─── THE RECORDS

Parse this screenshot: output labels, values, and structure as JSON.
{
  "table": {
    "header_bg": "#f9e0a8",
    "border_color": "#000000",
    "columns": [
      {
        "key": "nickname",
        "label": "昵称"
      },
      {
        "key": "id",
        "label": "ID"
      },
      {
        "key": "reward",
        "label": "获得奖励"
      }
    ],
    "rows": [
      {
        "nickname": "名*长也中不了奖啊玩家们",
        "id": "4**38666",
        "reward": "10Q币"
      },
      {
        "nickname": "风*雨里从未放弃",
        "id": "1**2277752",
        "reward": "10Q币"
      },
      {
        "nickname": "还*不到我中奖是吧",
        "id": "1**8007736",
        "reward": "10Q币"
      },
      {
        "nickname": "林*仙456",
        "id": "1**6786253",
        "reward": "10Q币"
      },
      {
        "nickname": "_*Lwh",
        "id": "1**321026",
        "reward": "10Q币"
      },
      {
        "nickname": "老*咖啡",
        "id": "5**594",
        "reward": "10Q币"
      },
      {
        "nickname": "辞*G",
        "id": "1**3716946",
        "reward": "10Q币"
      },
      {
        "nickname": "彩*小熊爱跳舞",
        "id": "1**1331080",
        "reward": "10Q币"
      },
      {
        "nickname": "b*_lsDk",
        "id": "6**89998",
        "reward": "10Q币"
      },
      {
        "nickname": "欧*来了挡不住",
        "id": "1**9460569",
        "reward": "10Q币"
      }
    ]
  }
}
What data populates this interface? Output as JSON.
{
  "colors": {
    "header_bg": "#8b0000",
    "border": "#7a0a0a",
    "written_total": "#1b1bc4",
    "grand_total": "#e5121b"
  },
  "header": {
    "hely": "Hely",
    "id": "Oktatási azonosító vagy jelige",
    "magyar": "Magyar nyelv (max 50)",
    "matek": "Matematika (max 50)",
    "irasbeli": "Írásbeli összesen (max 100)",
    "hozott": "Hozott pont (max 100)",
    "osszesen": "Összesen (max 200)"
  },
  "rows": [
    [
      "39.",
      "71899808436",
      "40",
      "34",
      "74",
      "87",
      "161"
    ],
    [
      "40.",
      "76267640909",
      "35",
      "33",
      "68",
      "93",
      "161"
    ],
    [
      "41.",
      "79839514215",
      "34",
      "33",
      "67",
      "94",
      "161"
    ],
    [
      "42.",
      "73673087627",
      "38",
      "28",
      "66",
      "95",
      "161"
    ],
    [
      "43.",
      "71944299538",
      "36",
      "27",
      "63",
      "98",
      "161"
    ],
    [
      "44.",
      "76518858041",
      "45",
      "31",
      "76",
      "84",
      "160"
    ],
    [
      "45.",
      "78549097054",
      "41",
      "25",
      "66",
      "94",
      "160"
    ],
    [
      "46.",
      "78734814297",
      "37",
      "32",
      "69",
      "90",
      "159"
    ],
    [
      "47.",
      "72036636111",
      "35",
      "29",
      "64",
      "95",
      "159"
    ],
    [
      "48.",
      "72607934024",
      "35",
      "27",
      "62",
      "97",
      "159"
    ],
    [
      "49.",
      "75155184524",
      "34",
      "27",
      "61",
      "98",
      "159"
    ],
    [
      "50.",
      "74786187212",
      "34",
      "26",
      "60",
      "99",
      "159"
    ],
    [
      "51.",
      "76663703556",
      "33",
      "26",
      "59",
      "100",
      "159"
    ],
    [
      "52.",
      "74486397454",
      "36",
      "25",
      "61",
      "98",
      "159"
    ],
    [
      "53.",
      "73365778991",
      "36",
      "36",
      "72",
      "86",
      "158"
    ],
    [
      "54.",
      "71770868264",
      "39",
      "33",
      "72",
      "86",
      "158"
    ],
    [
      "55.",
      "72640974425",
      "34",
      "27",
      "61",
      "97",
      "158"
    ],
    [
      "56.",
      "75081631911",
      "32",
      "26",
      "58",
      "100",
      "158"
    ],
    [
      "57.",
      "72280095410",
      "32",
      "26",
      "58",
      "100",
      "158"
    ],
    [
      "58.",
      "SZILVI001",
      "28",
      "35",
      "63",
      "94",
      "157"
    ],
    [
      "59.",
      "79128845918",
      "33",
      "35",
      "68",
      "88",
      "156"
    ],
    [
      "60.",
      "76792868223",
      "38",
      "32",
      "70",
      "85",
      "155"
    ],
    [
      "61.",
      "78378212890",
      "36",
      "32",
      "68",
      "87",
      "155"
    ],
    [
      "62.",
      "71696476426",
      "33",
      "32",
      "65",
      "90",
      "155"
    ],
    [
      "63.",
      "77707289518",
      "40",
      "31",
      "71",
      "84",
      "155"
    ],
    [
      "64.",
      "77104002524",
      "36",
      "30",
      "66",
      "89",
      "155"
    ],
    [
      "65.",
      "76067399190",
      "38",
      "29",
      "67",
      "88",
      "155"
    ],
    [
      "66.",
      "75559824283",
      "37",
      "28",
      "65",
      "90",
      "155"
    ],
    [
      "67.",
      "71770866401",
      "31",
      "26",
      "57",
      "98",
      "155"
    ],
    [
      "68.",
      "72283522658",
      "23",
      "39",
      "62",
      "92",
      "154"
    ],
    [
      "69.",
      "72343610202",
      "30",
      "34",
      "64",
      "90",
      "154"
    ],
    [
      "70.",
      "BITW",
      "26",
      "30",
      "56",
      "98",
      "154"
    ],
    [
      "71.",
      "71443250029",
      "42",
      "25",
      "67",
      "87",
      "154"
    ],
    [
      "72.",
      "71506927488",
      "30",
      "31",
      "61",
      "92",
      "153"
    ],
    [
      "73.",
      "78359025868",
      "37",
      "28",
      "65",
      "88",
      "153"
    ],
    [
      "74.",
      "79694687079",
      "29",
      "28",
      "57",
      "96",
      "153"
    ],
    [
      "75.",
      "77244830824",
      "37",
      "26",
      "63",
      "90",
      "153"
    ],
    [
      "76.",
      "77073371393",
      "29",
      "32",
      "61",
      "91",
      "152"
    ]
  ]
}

──────

EXERCISE DESCRIPTION: Among the entries above, identify all lines with "this" and copy them.

COMPLETE RESPONSE:
Parse this screenshot: output labels, values, and structure as JSON.
What data populates this interface? Output as JSON.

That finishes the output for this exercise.